Task:
Tally the lines containing "Dormitorio" and report the number alone.
== Data to use ==
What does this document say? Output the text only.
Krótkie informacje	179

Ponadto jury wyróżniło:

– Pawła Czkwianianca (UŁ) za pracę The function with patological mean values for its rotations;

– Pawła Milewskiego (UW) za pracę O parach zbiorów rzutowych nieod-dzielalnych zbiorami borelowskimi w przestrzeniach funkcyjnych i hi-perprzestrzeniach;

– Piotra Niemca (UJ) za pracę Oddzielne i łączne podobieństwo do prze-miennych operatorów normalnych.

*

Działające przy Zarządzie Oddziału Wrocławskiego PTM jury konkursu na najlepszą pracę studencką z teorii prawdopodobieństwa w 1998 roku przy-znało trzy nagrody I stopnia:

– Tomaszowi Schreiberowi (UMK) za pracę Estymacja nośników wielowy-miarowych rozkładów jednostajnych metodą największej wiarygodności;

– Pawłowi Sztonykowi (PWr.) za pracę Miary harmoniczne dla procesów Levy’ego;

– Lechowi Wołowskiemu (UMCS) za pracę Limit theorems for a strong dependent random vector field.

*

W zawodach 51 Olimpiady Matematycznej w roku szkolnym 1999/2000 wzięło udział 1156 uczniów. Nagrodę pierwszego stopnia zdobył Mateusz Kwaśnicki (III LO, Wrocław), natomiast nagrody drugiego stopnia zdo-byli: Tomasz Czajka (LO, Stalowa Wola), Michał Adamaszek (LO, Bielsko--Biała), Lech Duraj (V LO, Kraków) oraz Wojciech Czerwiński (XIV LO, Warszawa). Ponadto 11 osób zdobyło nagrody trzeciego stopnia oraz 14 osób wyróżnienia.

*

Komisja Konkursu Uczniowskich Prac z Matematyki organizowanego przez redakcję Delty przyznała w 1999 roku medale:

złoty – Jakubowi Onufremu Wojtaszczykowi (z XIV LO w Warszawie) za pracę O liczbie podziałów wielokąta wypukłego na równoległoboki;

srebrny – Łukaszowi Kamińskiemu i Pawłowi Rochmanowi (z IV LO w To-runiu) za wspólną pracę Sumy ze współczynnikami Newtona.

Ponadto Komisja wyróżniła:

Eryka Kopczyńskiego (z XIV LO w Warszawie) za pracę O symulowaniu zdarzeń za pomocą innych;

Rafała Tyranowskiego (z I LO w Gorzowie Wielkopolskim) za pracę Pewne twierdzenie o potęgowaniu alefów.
===
== Data to use ==
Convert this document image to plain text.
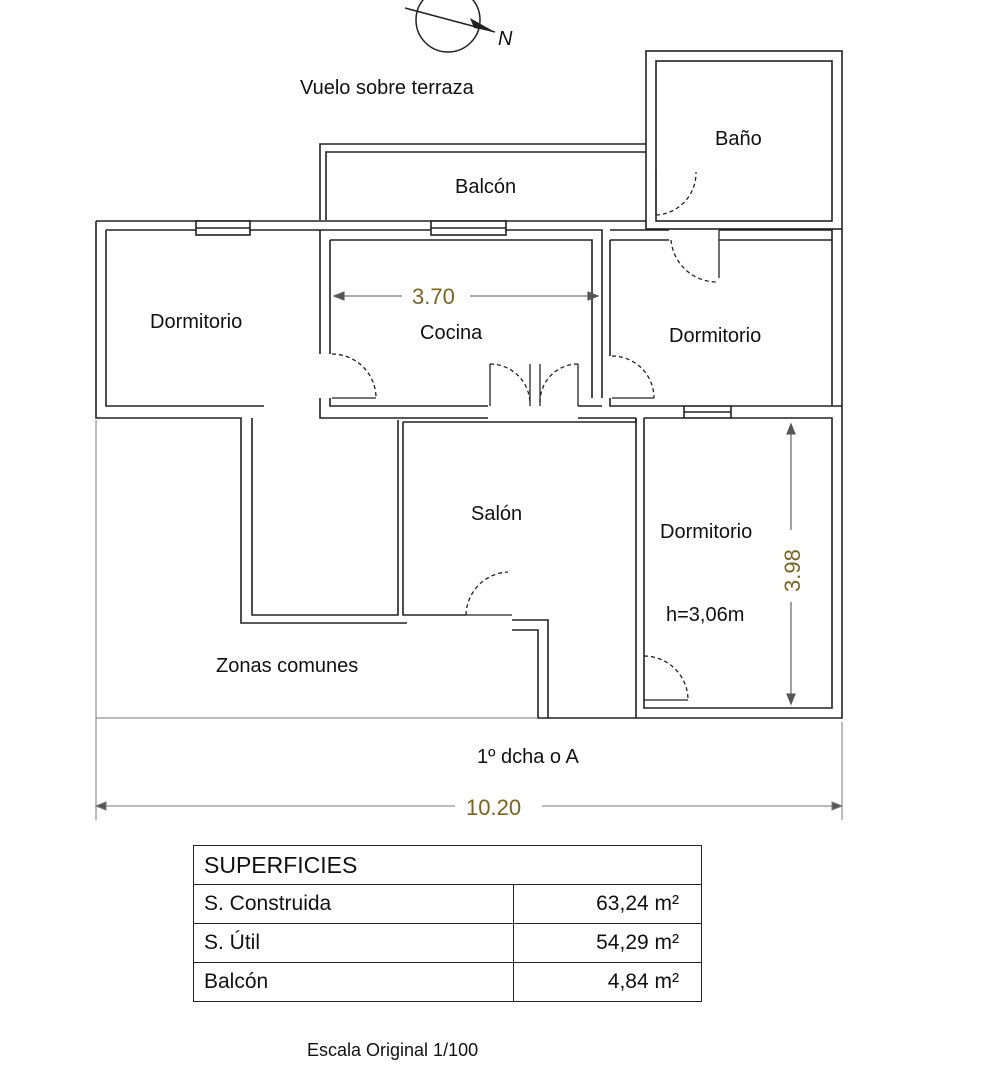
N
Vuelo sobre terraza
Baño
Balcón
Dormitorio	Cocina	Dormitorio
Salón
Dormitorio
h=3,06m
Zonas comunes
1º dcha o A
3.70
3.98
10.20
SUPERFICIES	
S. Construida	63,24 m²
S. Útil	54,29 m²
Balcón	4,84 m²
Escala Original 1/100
===
Finished task:
2